(Stored records)

(begin)

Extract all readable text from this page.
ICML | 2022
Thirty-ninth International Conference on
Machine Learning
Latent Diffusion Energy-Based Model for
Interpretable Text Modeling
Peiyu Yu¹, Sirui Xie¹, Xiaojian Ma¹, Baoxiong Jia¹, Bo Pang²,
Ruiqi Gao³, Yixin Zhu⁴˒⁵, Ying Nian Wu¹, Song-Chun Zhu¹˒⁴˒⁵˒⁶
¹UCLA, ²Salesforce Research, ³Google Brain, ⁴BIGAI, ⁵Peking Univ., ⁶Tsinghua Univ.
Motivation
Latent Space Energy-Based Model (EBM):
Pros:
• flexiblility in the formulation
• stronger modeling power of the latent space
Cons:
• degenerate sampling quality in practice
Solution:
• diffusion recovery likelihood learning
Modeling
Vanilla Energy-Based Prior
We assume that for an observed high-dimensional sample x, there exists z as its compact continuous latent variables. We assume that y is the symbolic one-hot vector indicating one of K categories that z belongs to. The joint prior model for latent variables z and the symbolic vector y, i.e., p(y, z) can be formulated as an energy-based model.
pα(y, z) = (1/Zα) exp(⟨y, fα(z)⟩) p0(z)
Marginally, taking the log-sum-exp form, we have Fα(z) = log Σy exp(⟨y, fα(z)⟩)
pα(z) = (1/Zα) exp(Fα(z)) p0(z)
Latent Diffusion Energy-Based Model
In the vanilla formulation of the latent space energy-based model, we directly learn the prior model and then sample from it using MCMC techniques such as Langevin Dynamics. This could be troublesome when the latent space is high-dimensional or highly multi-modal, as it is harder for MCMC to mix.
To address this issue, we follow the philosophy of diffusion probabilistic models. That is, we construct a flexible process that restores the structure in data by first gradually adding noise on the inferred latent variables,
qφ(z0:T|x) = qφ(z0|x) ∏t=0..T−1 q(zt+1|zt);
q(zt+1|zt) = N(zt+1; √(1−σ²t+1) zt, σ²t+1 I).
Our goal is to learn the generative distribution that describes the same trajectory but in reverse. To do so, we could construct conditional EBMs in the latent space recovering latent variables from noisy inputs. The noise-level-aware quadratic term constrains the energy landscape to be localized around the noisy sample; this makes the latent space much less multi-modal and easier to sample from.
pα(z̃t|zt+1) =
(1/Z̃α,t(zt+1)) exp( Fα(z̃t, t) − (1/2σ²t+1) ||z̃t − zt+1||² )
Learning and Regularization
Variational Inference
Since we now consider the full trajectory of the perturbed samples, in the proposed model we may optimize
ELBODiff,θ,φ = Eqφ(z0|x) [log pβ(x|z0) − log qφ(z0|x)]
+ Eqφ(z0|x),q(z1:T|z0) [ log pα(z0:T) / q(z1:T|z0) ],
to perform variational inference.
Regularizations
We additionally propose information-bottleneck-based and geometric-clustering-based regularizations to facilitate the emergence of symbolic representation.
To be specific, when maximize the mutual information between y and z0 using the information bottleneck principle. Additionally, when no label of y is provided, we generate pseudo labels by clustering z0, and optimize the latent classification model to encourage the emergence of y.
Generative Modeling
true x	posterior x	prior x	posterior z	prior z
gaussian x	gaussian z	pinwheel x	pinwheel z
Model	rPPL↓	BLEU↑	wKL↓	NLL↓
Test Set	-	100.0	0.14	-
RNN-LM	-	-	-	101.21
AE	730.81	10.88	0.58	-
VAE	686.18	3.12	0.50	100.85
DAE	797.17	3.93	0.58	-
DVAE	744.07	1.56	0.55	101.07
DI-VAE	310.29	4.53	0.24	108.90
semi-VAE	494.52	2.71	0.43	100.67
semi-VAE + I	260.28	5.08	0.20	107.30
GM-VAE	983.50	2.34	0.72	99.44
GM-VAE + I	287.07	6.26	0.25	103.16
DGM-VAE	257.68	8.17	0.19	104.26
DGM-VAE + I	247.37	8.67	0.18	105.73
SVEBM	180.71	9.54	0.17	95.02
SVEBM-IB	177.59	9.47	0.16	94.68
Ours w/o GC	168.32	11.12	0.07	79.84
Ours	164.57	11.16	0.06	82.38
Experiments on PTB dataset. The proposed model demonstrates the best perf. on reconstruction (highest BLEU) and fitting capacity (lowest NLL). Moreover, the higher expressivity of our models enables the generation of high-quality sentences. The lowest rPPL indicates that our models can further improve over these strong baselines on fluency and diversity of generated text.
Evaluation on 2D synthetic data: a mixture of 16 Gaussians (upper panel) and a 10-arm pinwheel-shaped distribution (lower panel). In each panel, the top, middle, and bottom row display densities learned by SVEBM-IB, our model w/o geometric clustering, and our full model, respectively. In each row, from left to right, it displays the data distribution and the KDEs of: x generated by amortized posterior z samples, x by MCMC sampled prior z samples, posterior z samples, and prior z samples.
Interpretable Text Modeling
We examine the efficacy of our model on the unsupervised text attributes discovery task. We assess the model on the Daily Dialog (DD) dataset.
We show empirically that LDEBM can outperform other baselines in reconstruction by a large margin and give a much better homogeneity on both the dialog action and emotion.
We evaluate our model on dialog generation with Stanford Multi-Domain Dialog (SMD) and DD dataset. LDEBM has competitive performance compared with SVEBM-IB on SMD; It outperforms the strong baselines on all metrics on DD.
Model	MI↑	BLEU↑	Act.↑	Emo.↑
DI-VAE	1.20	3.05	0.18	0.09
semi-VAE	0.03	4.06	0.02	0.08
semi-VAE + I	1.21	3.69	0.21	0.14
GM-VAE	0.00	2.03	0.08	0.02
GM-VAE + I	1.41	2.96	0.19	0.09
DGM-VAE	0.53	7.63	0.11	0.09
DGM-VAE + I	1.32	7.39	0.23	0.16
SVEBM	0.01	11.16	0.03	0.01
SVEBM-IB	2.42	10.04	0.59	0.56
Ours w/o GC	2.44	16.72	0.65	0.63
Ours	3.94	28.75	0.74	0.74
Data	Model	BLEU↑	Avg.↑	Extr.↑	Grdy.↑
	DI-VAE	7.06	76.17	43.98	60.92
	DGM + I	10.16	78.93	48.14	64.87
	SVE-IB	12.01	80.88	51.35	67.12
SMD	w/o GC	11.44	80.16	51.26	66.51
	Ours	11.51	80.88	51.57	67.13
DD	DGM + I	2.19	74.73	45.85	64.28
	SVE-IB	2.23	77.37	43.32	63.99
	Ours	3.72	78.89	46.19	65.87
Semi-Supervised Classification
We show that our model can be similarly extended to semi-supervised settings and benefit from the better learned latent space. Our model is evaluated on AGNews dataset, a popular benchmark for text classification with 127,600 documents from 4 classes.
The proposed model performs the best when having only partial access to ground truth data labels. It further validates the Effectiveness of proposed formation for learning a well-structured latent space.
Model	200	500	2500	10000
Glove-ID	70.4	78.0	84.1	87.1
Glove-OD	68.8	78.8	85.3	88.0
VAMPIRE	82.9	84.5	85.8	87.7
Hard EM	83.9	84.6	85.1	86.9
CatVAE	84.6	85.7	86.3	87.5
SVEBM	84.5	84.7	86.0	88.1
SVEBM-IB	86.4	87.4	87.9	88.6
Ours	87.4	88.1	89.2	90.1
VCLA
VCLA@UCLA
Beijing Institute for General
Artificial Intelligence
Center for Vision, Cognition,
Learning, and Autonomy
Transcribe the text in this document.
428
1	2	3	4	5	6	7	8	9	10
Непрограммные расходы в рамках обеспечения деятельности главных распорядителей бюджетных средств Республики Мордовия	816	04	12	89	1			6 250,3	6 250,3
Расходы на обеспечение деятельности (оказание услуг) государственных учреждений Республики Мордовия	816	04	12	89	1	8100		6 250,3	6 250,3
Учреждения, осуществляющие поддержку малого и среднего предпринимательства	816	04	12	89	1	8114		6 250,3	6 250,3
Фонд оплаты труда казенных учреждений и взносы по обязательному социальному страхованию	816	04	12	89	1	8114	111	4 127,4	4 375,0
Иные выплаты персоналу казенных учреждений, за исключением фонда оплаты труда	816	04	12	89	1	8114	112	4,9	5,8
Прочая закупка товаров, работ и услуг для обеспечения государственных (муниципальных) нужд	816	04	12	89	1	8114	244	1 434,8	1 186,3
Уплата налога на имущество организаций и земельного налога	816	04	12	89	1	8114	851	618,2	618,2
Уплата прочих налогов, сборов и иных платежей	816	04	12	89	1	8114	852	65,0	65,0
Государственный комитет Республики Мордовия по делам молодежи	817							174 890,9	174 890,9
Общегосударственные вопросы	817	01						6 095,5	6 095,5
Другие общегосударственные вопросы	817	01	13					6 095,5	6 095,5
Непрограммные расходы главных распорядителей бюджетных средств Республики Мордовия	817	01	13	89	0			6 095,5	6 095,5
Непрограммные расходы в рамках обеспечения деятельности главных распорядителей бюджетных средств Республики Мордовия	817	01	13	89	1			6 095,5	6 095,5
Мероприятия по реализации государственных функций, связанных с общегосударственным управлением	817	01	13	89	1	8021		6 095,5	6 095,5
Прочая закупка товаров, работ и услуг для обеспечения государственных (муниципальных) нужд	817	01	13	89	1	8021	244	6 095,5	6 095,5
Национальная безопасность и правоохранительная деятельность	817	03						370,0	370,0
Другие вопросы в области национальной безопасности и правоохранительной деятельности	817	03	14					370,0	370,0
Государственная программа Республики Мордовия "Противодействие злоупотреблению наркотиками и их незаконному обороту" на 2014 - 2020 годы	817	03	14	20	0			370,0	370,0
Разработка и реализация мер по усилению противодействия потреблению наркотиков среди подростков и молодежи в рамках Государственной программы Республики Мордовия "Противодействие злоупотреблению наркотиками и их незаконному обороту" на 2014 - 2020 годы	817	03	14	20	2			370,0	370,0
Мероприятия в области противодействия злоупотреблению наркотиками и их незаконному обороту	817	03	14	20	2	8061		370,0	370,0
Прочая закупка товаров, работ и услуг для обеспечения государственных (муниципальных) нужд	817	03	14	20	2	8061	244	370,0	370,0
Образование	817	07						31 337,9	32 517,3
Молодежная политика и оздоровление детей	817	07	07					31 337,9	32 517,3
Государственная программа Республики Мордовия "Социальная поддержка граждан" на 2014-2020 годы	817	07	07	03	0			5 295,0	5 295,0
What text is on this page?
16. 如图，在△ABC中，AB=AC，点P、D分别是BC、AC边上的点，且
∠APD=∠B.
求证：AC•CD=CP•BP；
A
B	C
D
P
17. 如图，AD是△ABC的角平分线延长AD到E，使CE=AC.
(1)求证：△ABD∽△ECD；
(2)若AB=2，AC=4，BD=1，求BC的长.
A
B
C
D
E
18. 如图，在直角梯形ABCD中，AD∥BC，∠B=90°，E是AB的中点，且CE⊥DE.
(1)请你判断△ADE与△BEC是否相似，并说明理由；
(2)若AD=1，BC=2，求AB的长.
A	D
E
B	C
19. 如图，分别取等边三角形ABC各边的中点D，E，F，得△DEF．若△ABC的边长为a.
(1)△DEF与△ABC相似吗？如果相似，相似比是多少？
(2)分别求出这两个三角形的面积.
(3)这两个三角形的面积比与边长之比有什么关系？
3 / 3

(end)

Exercise details: Only lines holding the string "области" are wanted; gather each one from the entries above.

Answer below:
Другие вопросы в области национальной безопасности и правоохранительной деятельности	817	03	14					370,0	370,0
Мероприятия в области противодействия злоупотреблению наркотиками и их незаконному обороту	817	03	14	20	2	8061		370,0	370,0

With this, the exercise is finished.